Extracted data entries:

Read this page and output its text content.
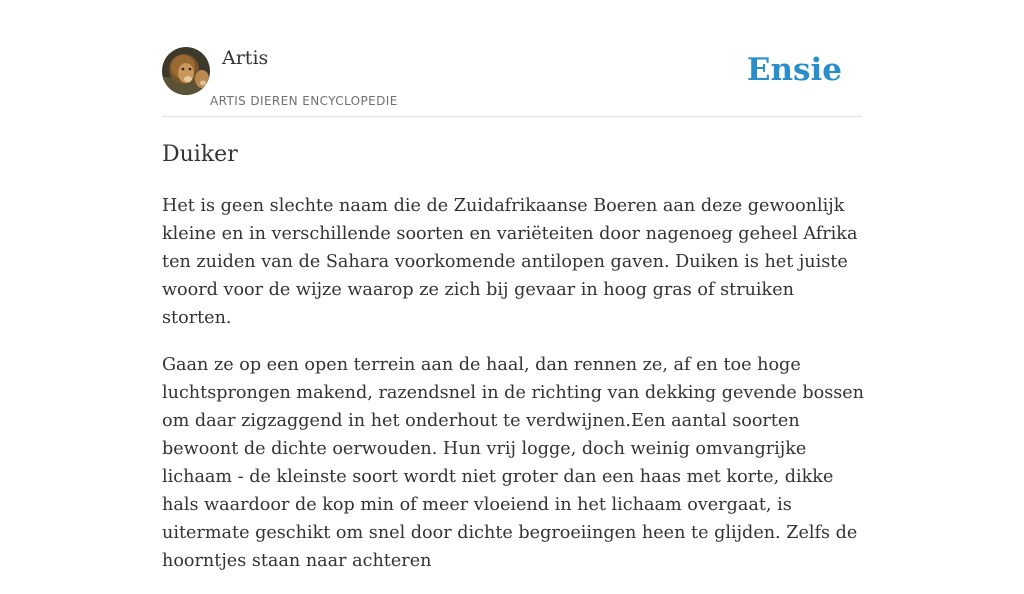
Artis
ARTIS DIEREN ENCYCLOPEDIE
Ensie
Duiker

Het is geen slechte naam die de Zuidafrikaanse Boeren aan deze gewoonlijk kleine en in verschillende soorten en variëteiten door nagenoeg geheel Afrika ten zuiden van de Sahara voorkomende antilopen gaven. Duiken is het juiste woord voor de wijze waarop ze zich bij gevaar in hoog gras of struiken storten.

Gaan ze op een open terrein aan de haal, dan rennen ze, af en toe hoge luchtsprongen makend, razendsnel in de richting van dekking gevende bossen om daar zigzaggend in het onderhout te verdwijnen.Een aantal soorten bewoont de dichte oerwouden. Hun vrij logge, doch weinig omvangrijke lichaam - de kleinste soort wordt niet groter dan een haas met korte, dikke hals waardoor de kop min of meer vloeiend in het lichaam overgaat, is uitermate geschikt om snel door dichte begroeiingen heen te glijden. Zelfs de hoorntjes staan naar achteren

→ REQUEST
Reproduce every entry exactly, but omit each picture.

→ TASK SOLUTION
Read this page and output its text content.
Artis
ARTIS DIEREN ENCYCLOPEDIE
Ensie
Duiker

Het is geen slechte naam die de Zuidafrikaanse Boeren aan deze gewoonlijk kleine en in verschillende soorten en variëteiten door nagenoeg geheel Afrika ten zuiden van de Sahara voorkomende antilopen gaven. Duiken is het juiste woord voor de wijze waarop ze zich bij gevaar in hoog gras of struiken storten.

Gaan ze op een open terrein aan de haal, dan rennen ze, af en toe hoge luchtsprongen makend, razendsnel in de richting van dekking gevende bossen om daar zigzaggend in het onderhout te verdwijnen.Een aantal soorten bewoont de dichte oerwouden. Hun vrij logge, doch weinig omvangrijke lichaam - de kleinste soort wordt niet groter dan een haas met korte, dikke hals waardoor de kop min of meer vloeiend in het lichaam overgaat, is uitermate geschikt om snel door dichte begroeiingen heen te glijden. Zelfs de hoorntjes staan naar achteren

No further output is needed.